Job:
Exactly reproduce the lines that follow.

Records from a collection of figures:
╭──
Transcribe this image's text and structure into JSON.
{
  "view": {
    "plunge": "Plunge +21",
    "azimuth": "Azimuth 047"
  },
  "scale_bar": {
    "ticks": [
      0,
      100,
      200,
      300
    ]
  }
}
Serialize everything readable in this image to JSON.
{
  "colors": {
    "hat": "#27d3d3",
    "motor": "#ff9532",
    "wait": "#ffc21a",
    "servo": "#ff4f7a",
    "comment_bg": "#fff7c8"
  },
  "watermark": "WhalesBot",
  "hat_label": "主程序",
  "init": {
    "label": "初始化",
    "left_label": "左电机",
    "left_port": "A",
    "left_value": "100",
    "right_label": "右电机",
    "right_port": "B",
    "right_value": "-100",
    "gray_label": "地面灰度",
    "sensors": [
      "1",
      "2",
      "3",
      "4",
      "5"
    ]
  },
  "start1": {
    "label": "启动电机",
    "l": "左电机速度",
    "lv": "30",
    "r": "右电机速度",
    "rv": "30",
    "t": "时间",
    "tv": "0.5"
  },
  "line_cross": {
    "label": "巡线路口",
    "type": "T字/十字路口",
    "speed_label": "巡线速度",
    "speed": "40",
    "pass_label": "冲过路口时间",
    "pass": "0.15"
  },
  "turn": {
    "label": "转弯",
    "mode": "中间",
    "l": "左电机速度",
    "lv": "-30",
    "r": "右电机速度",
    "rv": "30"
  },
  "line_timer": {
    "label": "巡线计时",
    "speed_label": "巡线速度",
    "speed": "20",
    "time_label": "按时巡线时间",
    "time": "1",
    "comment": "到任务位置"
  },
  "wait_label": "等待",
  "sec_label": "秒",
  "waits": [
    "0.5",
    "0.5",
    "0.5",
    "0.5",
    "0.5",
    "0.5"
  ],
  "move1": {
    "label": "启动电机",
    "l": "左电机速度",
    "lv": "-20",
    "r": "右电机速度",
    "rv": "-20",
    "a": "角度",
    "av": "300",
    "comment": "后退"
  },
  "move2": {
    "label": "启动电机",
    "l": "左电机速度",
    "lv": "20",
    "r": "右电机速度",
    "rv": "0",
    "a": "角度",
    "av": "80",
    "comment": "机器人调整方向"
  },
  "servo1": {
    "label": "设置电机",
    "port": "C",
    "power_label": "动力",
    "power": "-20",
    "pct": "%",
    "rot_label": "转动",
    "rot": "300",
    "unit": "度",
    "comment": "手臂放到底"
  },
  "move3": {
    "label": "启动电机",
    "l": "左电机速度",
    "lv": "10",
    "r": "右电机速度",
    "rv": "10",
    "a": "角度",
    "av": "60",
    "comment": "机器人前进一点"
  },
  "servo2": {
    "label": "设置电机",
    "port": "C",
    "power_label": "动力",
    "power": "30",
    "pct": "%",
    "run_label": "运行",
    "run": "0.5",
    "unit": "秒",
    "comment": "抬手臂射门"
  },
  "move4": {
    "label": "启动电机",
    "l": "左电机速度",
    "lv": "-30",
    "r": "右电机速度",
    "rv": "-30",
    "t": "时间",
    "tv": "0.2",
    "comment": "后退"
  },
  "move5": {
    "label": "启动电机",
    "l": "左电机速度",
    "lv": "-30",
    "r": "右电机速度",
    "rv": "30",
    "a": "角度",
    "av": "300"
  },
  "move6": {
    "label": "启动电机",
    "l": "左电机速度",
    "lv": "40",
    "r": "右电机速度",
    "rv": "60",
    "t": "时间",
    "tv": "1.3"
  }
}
╰──
Completed task:
Transcribe this image's text and structure into JSON.
{
  "view": {
    "plunge": "Plunge +21",
    "azimuth": "Azimuth 047"
  },
  "scale_bar": {
    "ticks": [
      0,
      100,
      200,
      300
    ]
  }
}
Serialize everything readable in this image to JSON.
{
  "colors": {
    "hat": "#27d3d3",
    "motor": "#ff9532",
    "wait": "#ffc21a",
    "servo": "#ff4f7a",
    "comment_bg": "#fff7c8"
  },
  "watermark": "WhalesBot",
  "hat_label": "主程序",
  "init": {
    "label": "初始化",
    "left_label": "左电机",
    "left_port": "A",
    "left_value": "100",
    "right_label": "右电机",
    "right_port": "B",
    "right_value": "-100",
    "gray_label": "地面灰度",
    "sensors": [
      "1",
      "2",
      "3",
      "4",
      "5"
    ]
  },
  "start1": {
    "label": "启动电机",
    "l": "左电机速度",
    "lv": "30",
    "r": "右电机速度",
    "rv": "30",
    "t": "时间",
    "tv": "0.5"
  },
  "line_cross": {
    "label": "巡线路口",
    "type": "T字/十字路口",
    "speed_label": "巡线速度",
    "speed": "40",
    "pass_label": "冲过路口时间",
    "pass": "0.15"
  },
  "turn": {
    "label": "转弯",
    "mode": "中间",
    "l": "左电机速度",
    "lv": "-30",
    "r": "右电机速度",
    "rv": "30"
  },
  "line_timer": {
    "label": "巡线计时",
    "speed_label": "巡线速度",
    "speed": "20",
    "time_label": "按时巡线时间",
    "time": "1",
    "comment": "到任务位置"
  },
  "wait_label": "等待",
  "sec_label": "秒",
  "waits": [
    "0.5",
    "0.5",
    "0.5",
    "0.5",
    "0.5",
    "0.5"
  ],
  "move1": {
    "label": "启动电机",
    "l": "左电机速度",
    "lv": "-20",
    "r": "右电机速度",
    "rv": "-20",
    "a": "角度",
    "av": "300",
    "comment": "后退"
  },
  "move2": {
    "label": "启动电机",
    "l": "左电机速度",
    "lv": "20",
    "r": "右电机速度",
    "rv": "0",
    "a": "角度",
    "av": "80",
    "comment": "机器人调整方向"
  },
  "servo1": {
    "label": "设置电机",
    "port": "C",
    "power_label": "动力",
    "power": "-20",
    "pct": "%",
    "rot_label": "转动",
    "rot": "300",
    "unit": "度",
    "comment": "手臂放到底"
  },
  "move3": {
    "label": "启动电机",
    "l": "左电机速度",
    "lv": "10",
    "r": "右电机速度",
    "rv": "10",
    "a": "角度",
    "av": "60",
    "comment": "机器人前进一点"
  },
  "servo2": {
    "label": "设置电机",
    "port": "C",
    "power_label": "动力",
    "power": "30",
    "pct": "%",
    "run_label": "运行",
    "run": "0.5",
    "unit": "秒",
    "comment": "抬手臂射门"
  },
  "move4": {
    "label": "启动电机",
    "l": "左电机速度",
    "lv": "-30",
    "r": "右电机速度",
    "rv": "-30",
    "t": "时间",
    "tv": "0.2",
    "comment": "后退"
  },
  "move5": {
    "label": "启动电机",
    "l": "左电机速度",
    "lv": "-30",
    "r": "右电机速度",
    "rv": "30",
    "a": "角度",
    "av": "300"
  },
  "move6": {
    "label": "启动电机",
    "l": "左电机速度",
    "lv": "40",
    "r": "右电机速度",
    "rv": "60",
    "t": "时间",
    "tv": "1.3"
  }
}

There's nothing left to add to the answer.